Copy the listing below word for word, leaving out the pictures.
>> Begin WORKING DATA
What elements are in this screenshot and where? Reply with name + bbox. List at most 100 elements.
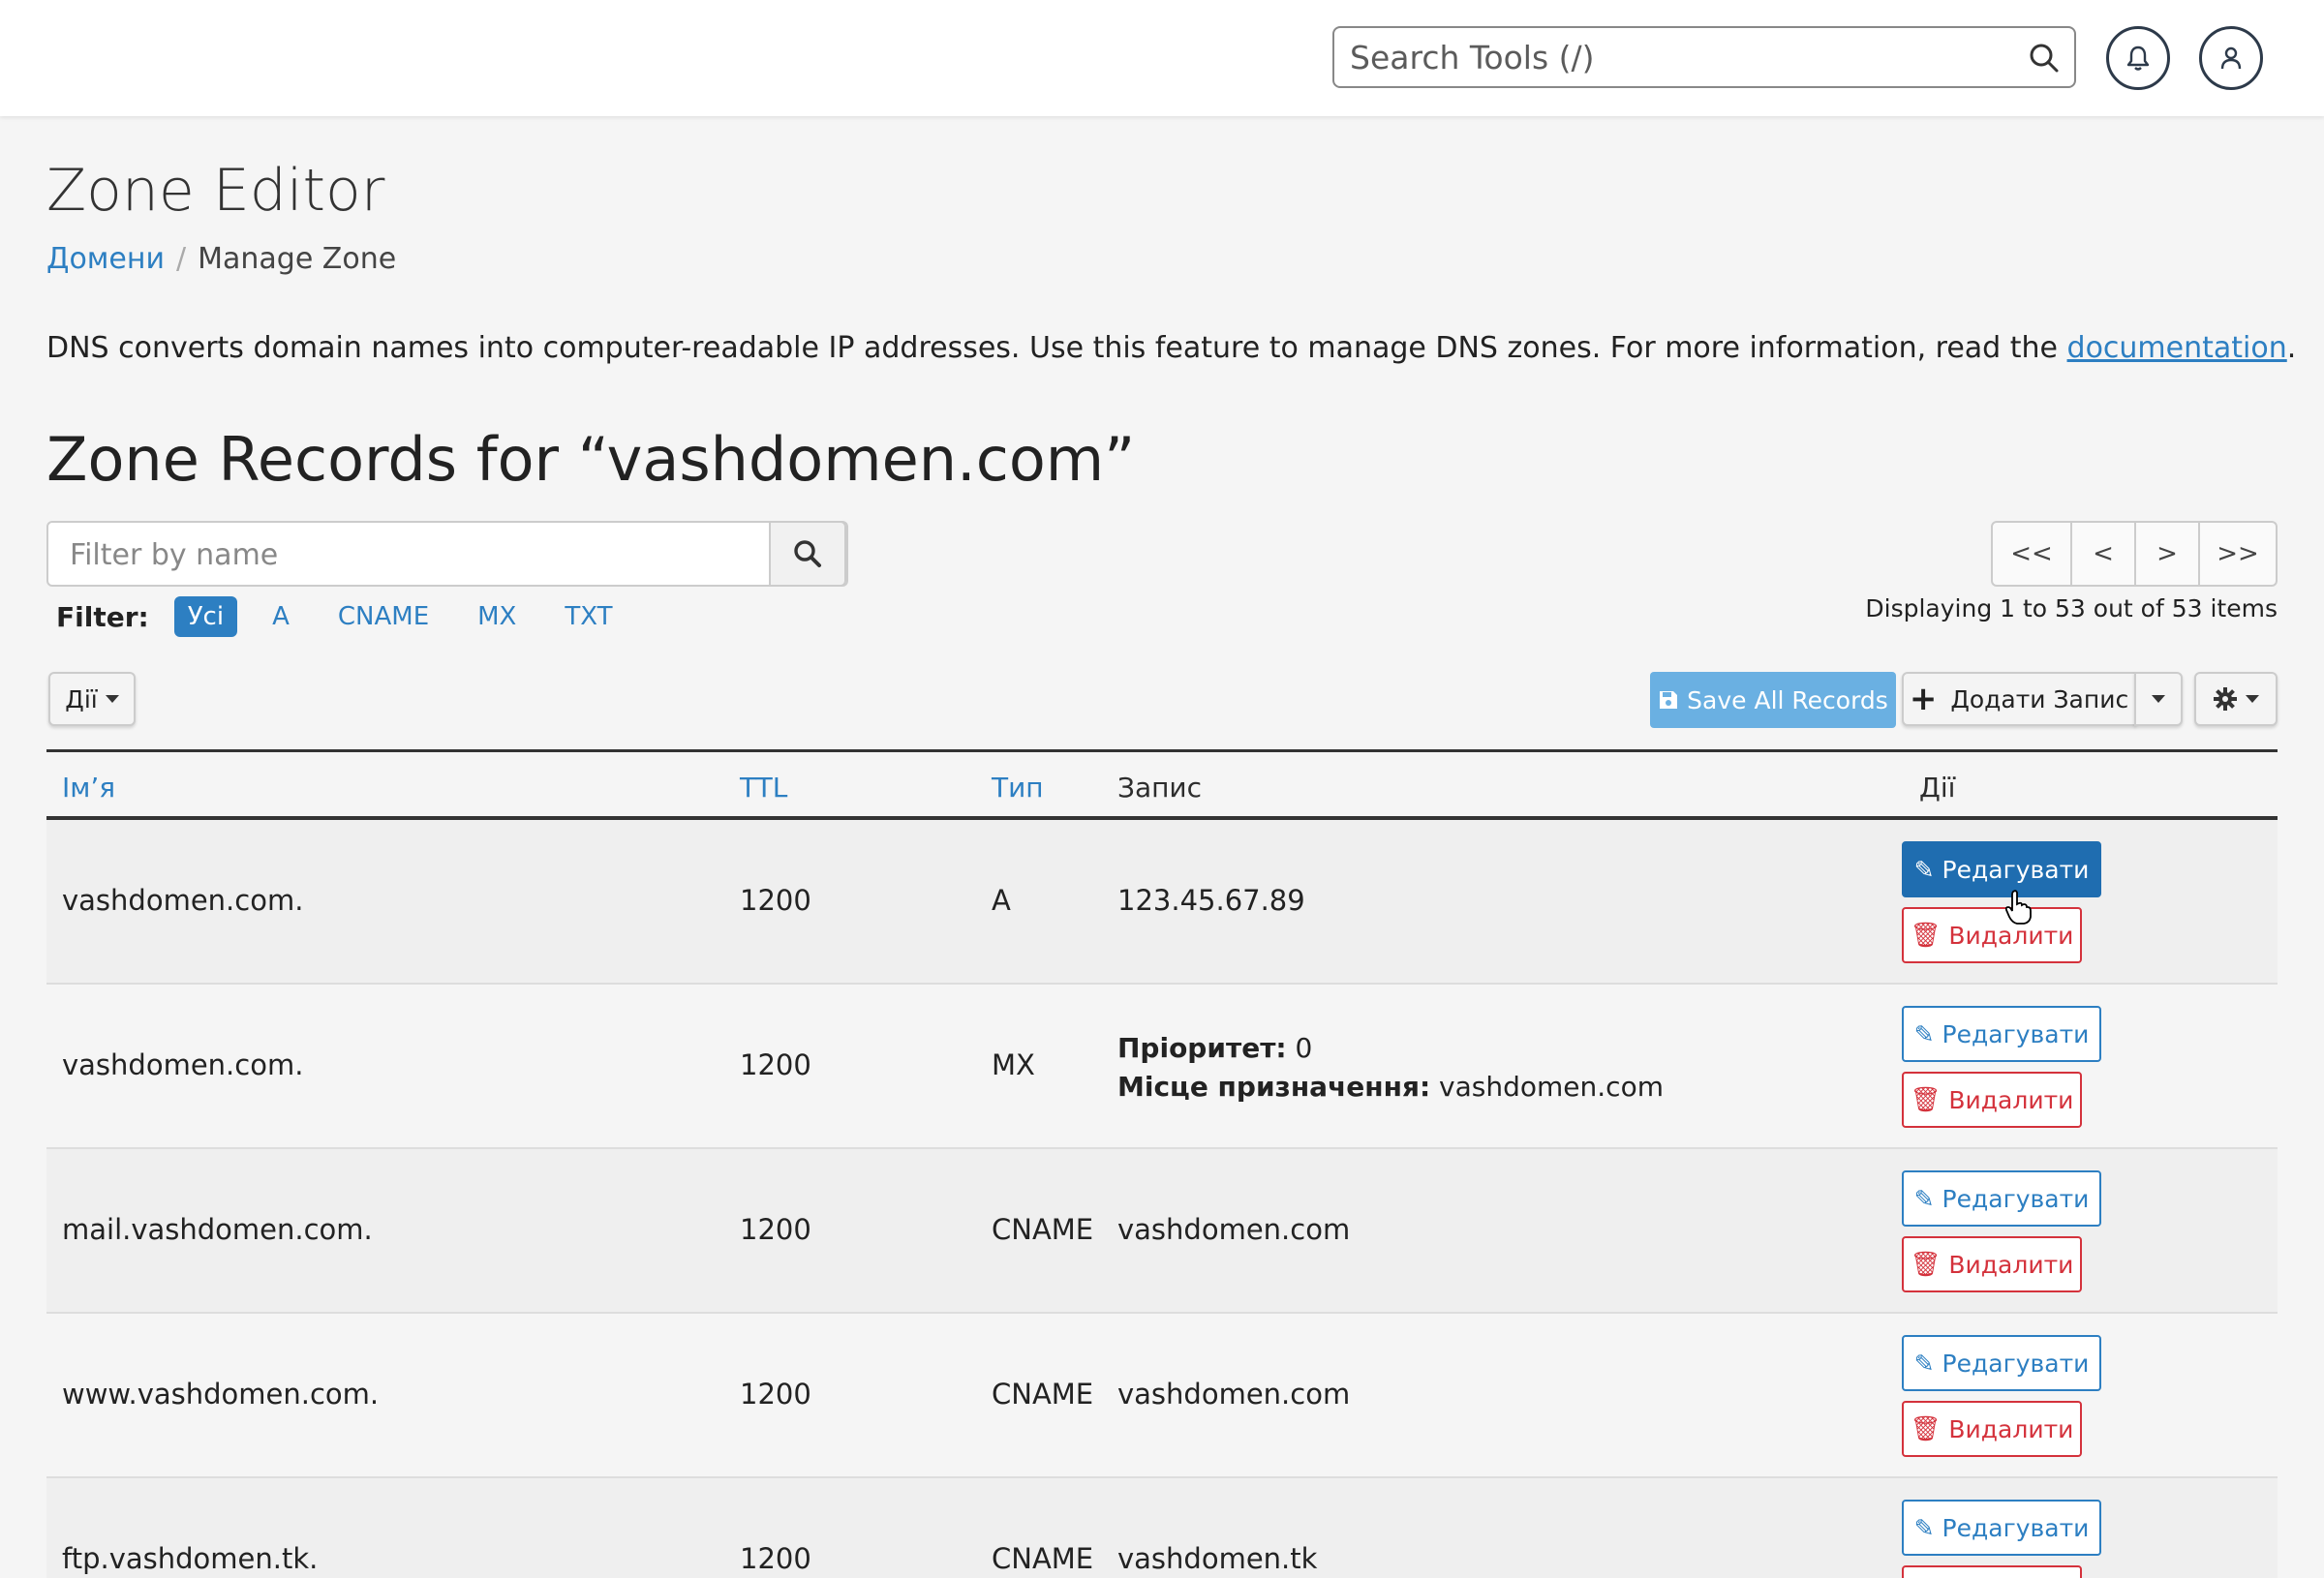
- delete-record-button[interactable]: 🗑Видалити: [1902, 1072, 2082, 1128]
- page-last-button[interactable]: >>: [2200, 523, 2276, 585]
- top-bar: [0, 0, 2324, 116]
- breadcrumb-domains-link[interactable]: Домени: [46, 242, 165, 276]
- edit-label: Редагувати: [1942, 1184, 2090, 1213]
- add-record-dropdown-button[interactable]: [2134, 672, 2183, 726]
- search-tools-box[interactable]: [1332, 26, 2076, 88]
- table-row: mail.vashdomen.com. 1200 CNAME vashdomen…: [46, 1149, 2278, 1314]
- delete-record-button[interactable]: 🗑Видалити: [1902, 1401, 2082, 1457]
- trash-icon: 🗑: [1910, 921, 1942, 949]
- delete-label: Видалити: [1948, 1085, 2074, 1114]
- breadcrumb-current: Manage Zone: [198, 242, 397, 276]
- record-type: MX: [992, 1048, 1035, 1081]
- page-description: DNS converts domain names into computer-…: [46, 331, 2296, 365]
- page-prev-button[interactable]: <: [2072, 523, 2136, 585]
- column-header-ttl[interactable]: TTL: [740, 772, 787, 804]
- save-all-label: Save All Records: [1687, 685, 1888, 714]
- priority-label: Пріоритет:: [1117, 1032, 1287, 1064]
- add-record-button[interactable]: + Додати Запис: [1902, 672, 2136, 726]
- delete-record-button[interactable]: 🗑Видалити: [1902, 1565, 2082, 1578]
- caret-down-icon: [105, 695, 119, 703]
- pencil-icon: ✎: [1913, 1349, 1935, 1378]
- search-icon: [794, 540, 821, 567]
- record-value: vashdomen.com: [1117, 1213, 1351, 1246]
- column-header-type[interactable]: Тип: [992, 772, 1044, 804]
- filter-pill-cname[interactable]: CNAME: [324, 596, 443, 637]
- filter-pill-txt[interactable]: TXT: [551, 596, 626, 637]
- page-first-button[interactable]: <<: [1993, 523, 2072, 585]
- delete-label: Видалити: [1948, 1250, 2074, 1279]
- page-title: Zone Editor: [46, 157, 385, 225]
- search-icon[interactable]: [2028, 42, 2061, 75]
- filter-by-name: [46, 521, 848, 587]
- record-value: vashdomen.com: [1117, 1378, 1351, 1411]
- delete-record-button[interactable]: 🗑Видалити: [1902, 907, 2082, 963]
- edit-record-button[interactable]: ✎ Редагувати: [1902, 1170, 2101, 1227]
- filter-pill-all[interactable]: Усі: [173, 596, 238, 637]
- edit-label: Редагувати: [1942, 1513, 2090, 1542]
- filter-search-button[interactable]: [769, 521, 846, 587]
- plus-icon: +: [1909, 680, 1938, 718]
- edit-label: Редагувати: [1942, 855, 2090, 884]
- filter-input[interactable]: [70, 534, 748, 575]
- edit-label: Редагувати: [1942, 1019, 2090, 1048]
- priority-value: 0: [1286, 1032, 1313, 1064]
- record-ttl: 1200: [740, 1542, 811, 1575]
- records-heading: Zone Records for “vashdomen.com”: [46, 424, 1136, 495]
- edit-label: Редагувати: [1942, 1349, 2090, 1378]
- user-icon: [2220, 46, 2242, 70]
- actions-label: Дії: [65, 684, 98, 713]
- table-header: Ім’я TTL Тип Запис Дії: [46, 752, 2278, 820]
- pencil-icon: ✎: [1913, 1019, 1935, 1048]
- record-type: A: [992, 884, 1011, 917]
- notifications-button[interactable]: [2106, 26, 2170, 90]
- pencil-icon: ✎: [1913, 855, 1935, 884]
- filter-label: Filter:: [56, 600, 149, 633]
- trash-icon: 🗑: [1910, 1250, 1942, 1278]
- record-type: CNAME: [992, 1213, 1094, 1246]
- record-name: www.vashdomen.com.: [62, 1378, 380, 1411]
- edit-record-button[interactable]: ✎ Редагувати: [1902, 841, 2101, 897]
- column-header-record: Запис: [1117, 772, 1203, 804]
- column-header-name[interactable]: Ім’я: [62, 772, 115, 804]
- record-type: CNAME: [992, 1542, 1094, 1575]
- mx-priority: Пріоритет: 0: [1117, 1029, 1664, 1068]
- edit-record-button[interactable]: ✎ Редагувати: [1902, 1335, 2101, 1391]
- record-name: mail.vashdomen.com.: [62, 1213, 373, 1246]
- mx-destination: Місце призначення: vashdomen.com: [1117, 1068, 1664, 1107]
- add-record-label: Додати Запис: [1950, 684, 2129, 713]
- record-value: vashdomen.tk: [1117, 1542, 1318, 1575]
- edit-record-button[interactable]: ✎ Редагувати: [1902, 1006, 2101, 1062]
- description-text: DNS converts domain names into computer-…: [46, 331, 2067, 365]
- search-tools-input[interactable]: [1350, 36, 2008, 78]
- user-menu-button[interactable]: [2199, 26, 2263, 90]
- breadcrumb-separator: /: [176, 242, 187, 276]
- table-row: ftp.vashdomen.tk. 1200 CNAME vashdomen.t…: [46, 1478, 2278, 1578]
- table-row: www.vashdomen.com. 1200 CNAME vashdomen.…: [46, 1314, 2278, 1478]
- pencil-icon: ✎: [1913, 1184, 1935, 1213]
- record-name: vashdomen.com.: [62, 1048, 304, 1081]
- delete-record-button[interactable]: 🗑Видалити: [1902, 1236, 2082, 1292]
- displaying-count: Displaying 1 to 53 out of 53 items: [1865, 594, 2278, 622]
- record-name: vashdomen.com.: [62, 884, 304, 917]
- save-all-records-button[interactable]: Save All Records: [1650, 672, 1896, 728]
- pagination: << < > >>: [1991, 521, 2278, 587]
- record-type: CNAME: [992, 1378, 1094, 1411]
- type-filter: Filter: Усі A CNAME MX TXT: [56, 596, 648, 637]
- record-ttl: 1200: [740, 1048, 811, 1081]
- breadcrumb: Домени / Manage Zone: [46, 242, 396, 276]
- record-name: ftp.vashdomen.tk.: [62, 1542, 319, 1575]
- actions-dropdown-button[interactable]: Дії: [48, 672, 136, 726]
- filter-pill-mx[interactable]: MX: [464, 596, 530, 637]
- hand-cursor-icon: [2004, 890, 2032, 925]
- filter-pill-a[interactable]: A: [259, 596, 303, 637]
- page-next-button[interactable]: >: [2136, 523, 2200, 585]
- trash-icon: 🗑: [1910, 1085, 1942, 1113]
- pencil-icon: ✎: [1913, 1513, 1935, 1542]
- settings-dropdown-button[interactable]: [2194, 672, 2278, 726]
- table-row: vashdomen.com. 1200 MX Пріоритет: 0 Місц…: [46, 985, 2278, 1149]
- edit-record-button[interactable]: ✎ Редагувати: [1902, 1500, 2101, 1556]
- record-value-mx: Пріоритет: 0 Місце призначення: vashdome…: [1117, 1029, 1664, 1107]
- record-ttl: 1200: [740, 1213, 811, 1246]
- documentation-link[interactable]: documentation: [2067, 331, 2287, 365]
- description-end: .: [2286, 331, 2297, 365]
>> End WORKING DATA
TASK OUTPUT.
What elements are in this screenshot and where? Reply with name + bbox. List at most 100 elements.
- delete-record-button[interactable]: 🗑Видалити: [1902, 1072, 2082, 1128]
- page-last-button[interactable]: >>: [2200, 523, 2276, 585]
- top-bar: [0, 0, 2324, 116]
- breadcrumb-domains-link[interactable]: Домени: [46, 242, 165, 276]
- edit-label: Редагувати: [1942, 1184, 2090, 1213]
- add-record-dropdown-button[interactable]: [2134, 672, 2183, 726]
- search-tools-box[interactable]: [1332, 26, 2076, 88]
- table-row: mail.vashdomen.com. 1200 CNAME vashdomen…: [46, 1149, 2278, 1314]
- delete-record-button[interactable]: 🗑Видалити: [1902, 1401, 2082, 1457]
- trash-icon: 🗑: [1910, 921, 1942, 949]
- delete-label: Видалити: [1948, 1085, 2074, 1114]
- breadcrumb-current: Manage Zone: [198, 242, 397, 276]
- record-type: MX: [992, 1048, 1035, 1081]
- page-description: DNS converts domain names into computer-…: [46, 331, 2296, 365]
- page-prev-button[interactable]: <: [2072, 523, 2136, 585]
- column-header-ttl[interactable]: TTL: [740, 772, 787, 804]
- save-all-label: Save All Records: [1687, 685, 1888, 714]
- priority-label: Пріоритет:: [1117, 1032, 1287, 1064]
- add-record-button[interactable]: + Додати Запис: [1902, 672, 2136, 726]
- delete-record-button[interactable]: 🗑Видалити: [1902, 1565, 2082, 1578]
- caret-down-icon: [105, 695, 119, 703]
- pencil-icon: ✎: [1913, 1349, 1935, 1378]
- search-icon: [794, 540, 821, 567]
- record-value: vashdomen.com: [1117, 1213, 1351, 1246]
- column-header-type[interactable]: Тип: [992, 772, 1044, 804]
- filter-pill-cname[interactable]: CNAME: [324, 596, 443, 637]
- filter-pill-txt[interactable]: TXT: [551, 596, 626, 637]
- page-first-button[interactable]: <<: [1993, 523, 2072, 585]
- delete-label: Видалити: [1948, 1250, 2074, 1279]
- page-title: Zone Editor: [46, 157, 385, 225]
- search-icon[interactable]: [2028, 42, 2061, 75]
- filter-by-name: [46, 521, 848, 587]
- record-value: vashdomen.com: [1117, 1378, 1351, 1411]
- delete-record-button[interactable]: 🗑Видалити: [1902, 907, 2082, 963]
- edit-record-button[interactable]: ✎ Редагувати: [1902, 1170, 2101, 1227]
- filter-pill-all[interactable]: Усі: [173, 596, 238, 637]
- edit-label: Редагувати: [1942, 1513, 2090, 1542]
- filter-search-button[interactable]: [769, 521, 846, 587]
- plus-icon: +: [1909, 680, 1938, 718]
- edit-label: Редагувати: [1942, 855, 2090, 884]
- filter-input[interactable]: [70, 534, 748, 575]
- edit-label: Редагувати: [1942, 1019, 2090, 1048]
- priority-value: 0: [1286, 1032, 1313, 1064]
- record-ttl: 1200: [740, 1542, 811, 1575]
- records-heading: Zone Records for “vashdomen.com”: [46, 424, 1136, 495]
- edit-label: Редагувати: [1942, 1349, 2090, 1378]
- user-icon: [2220, 46, 2242, 70]
- actions-label: Дії: [65, 684, 98, 713]
- table-header: Ім’я TTL Тип Запис Дії: [46, 752, 2278, 820]
- pencil-icon: ✎: [1913, 1019, 1935, 1048]
- record-type: A: [992, 884, 1011, 917]
- notifications-button[interactable]: [2106, 26, 2170, 90]
- pencil-icon: ✎: [1913, 855, 1935, 884]
- filter-label: Filter:: [56, 600, 149, 633]
- trash-icon: 🗑: [1910, 1250, 1942, 1278]
- record-type: CNAME: [992, 1213, 1094, 1246]
- record-name: www.vashdomen.com.: [62, 1378, 380, 1411]
- edit-record-button[interactable]: ✎ Редагувати: [1902, 841, 2101, 897]
- column-header-record: Запис: [1117, 772, 1203, 804]
- column-header-name[interactable]: Ім’я: [62, 772, 115, 804]
- record-type: CNAME: [992, 1542, 1094, 1575]
- mx-priority: Пріоритет: 0: [1117, 1029, 1664, 1068]
- edit-record-button[interactable]: ✎ Редагувати: [1902, 1335, 2101, 1391]
- record-name: mail.vashdomen.com.: [62, 1213, 373, 1246]
- mx-destination: Місце призначення: vashdomen.com: [1117, 1068, 1664, 1107]
- add-record-label: Додати Запис: [1950, 684, 2129, 713]
- record-value: vashdomen.tk: [1117, 1542, 1318, 1575]
- edit-record-button[interactable]: ✎ Редагувати: [1902, 1006, 2101, 1062]
- description-text: DNS converts domain names into computer-…: [46, 331, 2067, 365]
- search-tools-input[interactable]: [1350, 36, 2008, 78]
- user-menu-button[interactable]: [2199, 26, 2263, 90]
- breadcrumb-separator: /: [176, 242, 187, 276]
- table-row: ftp.vashdomen.tk. 1200 CNAME vashdomen.t…: [46, 1478, 2278, 1578]
- table-row: www.vashdomen.com. 1200 CNAME vashdomen.…: [46, 1314, 2278, 1478]
- pencil-icon: ✎: [1913, 1184, 1935, 1213]
- record-name: vashdomen.com.: [62, 1048, 304, 1081]
- delete-record-button[interactable]: 🗑Видалити: [1902, 1236, 2082, 1292]
- displaying-count: Displaying 1 to 53 out of 53 items: [1865, 594, 2278, 622]
- record-name: vashdomen.com.: [62, 884, 304, 917]
- save-all-records-button[interactable]: Save All Records: [1650, 672, 1896, 728]
- pagination: << < > >>: [1991, 521, 2278, 587]
- record-type: CNAME: [992, 1378, 1094, 1411]
- type-filter: Filter: Усі A CNAME MX TXT: [56, 596, 648, 637]
- record-ttl: 1200: [740, 1048, 811, 1081]
- breadcrumb: Домени / Manage Zone: [46, 242, 396, 276]
- record-name: ftp.vashdomen.tk.: [62, 1542, 319, 1575]
- actions-dropdown-button[interactable]: Дії: [48, 672, 136, 726]
- filter-pill-mx[interactable]: MX: [464, 596, 530, 637]
- hand-cursor-icon: [2004, 890, 2032, 925]
- filter-pill-a[interactable]: A: [259, 596, 303, 637]
- page-next-button[interactable]: >: [2136, 523, 2200, 585]
- trash-icon: 🗑: [1910, 1085, 1942, 1113]
- pencil-icon: ✎: [1913, 1513, 1935, 1542]
- settings-dropdown-button[interactable]: [2194, 672, 2278, 726]
- table-row: vashdomen.com. 1200 MX Пріоритет: 0 Місц…: [46, 985, 2278, 1149]
- edit-record-button[interactable]: ✎ Редагувати: [1902, 1500, 2101, 1556]
- record-value-mx: Пріоритет: 0 Місце призначення: vashdome…: [1117, 1029, 1664, 1107]
- record-ttl: 1200: [740, 1213, 811, 1246]
- documentation-link[interactable]: documentation: [2067, 331, 2287, 365]
- description-end: .: [2286, 331, 2297, 365]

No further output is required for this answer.